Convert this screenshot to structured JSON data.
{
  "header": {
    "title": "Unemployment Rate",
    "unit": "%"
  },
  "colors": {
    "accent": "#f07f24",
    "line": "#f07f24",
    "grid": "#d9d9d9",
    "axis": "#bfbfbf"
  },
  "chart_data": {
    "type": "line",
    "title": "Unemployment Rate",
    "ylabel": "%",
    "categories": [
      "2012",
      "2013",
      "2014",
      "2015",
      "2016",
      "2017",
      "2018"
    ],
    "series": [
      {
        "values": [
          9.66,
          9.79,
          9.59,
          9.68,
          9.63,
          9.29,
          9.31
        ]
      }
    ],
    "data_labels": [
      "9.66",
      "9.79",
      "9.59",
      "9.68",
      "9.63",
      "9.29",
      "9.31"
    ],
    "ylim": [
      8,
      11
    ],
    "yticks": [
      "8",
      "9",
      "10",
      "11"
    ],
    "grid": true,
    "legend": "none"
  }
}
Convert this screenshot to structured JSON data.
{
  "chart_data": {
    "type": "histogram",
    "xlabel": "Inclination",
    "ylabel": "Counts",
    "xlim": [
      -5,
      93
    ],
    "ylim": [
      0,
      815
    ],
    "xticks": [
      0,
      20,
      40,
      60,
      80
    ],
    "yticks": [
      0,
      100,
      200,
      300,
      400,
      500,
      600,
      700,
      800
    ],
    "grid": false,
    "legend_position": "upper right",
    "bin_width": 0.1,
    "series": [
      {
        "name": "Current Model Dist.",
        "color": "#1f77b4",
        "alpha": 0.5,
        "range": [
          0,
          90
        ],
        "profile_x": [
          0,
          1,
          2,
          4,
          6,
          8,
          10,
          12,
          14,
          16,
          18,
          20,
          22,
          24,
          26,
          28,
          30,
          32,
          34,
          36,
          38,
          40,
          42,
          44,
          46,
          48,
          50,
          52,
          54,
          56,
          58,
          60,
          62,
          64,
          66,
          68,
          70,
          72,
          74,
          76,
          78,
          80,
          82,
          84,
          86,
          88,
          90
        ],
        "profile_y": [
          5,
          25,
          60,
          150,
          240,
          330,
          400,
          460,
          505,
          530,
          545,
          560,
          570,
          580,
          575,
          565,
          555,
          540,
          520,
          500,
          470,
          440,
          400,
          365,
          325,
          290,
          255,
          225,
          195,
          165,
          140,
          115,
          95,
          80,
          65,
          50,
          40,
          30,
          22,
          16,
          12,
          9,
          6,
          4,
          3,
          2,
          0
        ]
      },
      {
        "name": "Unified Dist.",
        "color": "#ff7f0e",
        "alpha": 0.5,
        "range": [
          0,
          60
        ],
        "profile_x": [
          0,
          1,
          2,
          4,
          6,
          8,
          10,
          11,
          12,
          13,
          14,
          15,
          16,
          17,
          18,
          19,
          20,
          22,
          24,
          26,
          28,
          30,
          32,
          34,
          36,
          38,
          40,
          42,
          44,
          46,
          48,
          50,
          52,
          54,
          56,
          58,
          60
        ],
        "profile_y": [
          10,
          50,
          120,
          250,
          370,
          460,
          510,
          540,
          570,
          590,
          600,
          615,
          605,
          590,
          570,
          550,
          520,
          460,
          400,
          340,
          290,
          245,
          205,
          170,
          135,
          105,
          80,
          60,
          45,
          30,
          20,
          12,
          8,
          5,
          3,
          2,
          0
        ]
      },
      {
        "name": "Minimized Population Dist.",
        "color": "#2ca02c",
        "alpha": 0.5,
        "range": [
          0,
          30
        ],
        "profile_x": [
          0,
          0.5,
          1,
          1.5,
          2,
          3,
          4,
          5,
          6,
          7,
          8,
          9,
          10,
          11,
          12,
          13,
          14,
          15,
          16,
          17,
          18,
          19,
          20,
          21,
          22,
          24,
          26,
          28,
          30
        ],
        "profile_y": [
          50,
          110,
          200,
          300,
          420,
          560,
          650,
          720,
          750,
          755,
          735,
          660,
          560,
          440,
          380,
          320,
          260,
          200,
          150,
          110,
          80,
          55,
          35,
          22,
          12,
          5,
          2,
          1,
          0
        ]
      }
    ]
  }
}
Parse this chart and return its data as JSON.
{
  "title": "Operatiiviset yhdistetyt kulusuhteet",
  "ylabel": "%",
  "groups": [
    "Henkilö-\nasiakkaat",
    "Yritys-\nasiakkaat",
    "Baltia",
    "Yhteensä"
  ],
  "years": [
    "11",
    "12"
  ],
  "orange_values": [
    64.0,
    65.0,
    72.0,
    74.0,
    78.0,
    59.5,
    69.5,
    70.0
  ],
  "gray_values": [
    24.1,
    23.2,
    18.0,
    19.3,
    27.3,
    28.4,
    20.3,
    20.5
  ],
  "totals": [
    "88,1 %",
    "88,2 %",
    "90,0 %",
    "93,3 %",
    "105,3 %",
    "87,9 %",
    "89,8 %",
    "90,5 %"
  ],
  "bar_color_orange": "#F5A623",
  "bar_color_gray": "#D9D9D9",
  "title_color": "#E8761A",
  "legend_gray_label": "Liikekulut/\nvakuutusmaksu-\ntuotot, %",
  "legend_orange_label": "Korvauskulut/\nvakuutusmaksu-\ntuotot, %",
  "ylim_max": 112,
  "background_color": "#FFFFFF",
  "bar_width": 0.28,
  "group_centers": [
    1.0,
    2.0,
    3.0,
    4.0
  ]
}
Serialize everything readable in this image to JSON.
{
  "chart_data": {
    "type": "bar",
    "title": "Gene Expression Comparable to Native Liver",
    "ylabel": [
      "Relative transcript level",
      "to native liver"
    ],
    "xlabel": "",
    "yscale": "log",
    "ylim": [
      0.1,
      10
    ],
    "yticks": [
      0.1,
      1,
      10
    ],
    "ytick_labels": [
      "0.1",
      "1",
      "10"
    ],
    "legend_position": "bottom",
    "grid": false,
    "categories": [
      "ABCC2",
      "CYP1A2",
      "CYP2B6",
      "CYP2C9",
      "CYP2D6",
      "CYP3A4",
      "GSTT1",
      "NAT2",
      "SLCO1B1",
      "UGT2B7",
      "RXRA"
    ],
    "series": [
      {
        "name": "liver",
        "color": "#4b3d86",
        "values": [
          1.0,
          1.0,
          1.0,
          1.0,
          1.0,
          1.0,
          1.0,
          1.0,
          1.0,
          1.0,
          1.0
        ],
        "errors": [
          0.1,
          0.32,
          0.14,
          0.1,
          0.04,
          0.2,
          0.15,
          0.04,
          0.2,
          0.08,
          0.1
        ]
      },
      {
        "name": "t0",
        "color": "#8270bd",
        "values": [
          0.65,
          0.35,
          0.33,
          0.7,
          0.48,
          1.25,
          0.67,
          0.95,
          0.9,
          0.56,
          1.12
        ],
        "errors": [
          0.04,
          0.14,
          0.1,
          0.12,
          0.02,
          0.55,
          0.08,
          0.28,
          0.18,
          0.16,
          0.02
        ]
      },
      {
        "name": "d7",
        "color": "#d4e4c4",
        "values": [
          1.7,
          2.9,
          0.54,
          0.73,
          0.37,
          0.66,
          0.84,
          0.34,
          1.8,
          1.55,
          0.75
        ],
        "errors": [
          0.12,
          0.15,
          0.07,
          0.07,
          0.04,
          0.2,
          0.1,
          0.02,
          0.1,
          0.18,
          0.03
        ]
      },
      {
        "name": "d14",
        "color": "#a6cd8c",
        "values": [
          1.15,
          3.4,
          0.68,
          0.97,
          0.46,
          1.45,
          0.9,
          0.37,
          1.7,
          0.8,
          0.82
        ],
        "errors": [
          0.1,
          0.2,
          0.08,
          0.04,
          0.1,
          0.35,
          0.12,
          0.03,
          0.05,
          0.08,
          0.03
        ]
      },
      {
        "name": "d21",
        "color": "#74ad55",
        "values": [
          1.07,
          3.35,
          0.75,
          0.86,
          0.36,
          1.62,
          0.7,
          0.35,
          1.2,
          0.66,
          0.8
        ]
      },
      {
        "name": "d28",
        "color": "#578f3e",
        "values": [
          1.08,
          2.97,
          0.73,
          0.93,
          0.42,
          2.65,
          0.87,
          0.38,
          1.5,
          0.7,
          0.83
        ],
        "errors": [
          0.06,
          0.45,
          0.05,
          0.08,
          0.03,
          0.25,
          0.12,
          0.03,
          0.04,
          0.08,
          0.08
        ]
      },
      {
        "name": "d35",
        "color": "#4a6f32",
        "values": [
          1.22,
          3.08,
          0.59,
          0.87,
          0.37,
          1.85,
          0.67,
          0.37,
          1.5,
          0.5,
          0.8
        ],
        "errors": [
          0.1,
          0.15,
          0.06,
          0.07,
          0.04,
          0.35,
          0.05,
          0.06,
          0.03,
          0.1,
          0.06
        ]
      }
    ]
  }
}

+++

Problem details:
Look through the data and show every line containing "this".

Exercise result:
Convert this screenshot to structured JSON data.
Convert this screenshot to structured JSON data.
Parse this chart and return its data as JSON.
Serialize everything readable in this image to JSON.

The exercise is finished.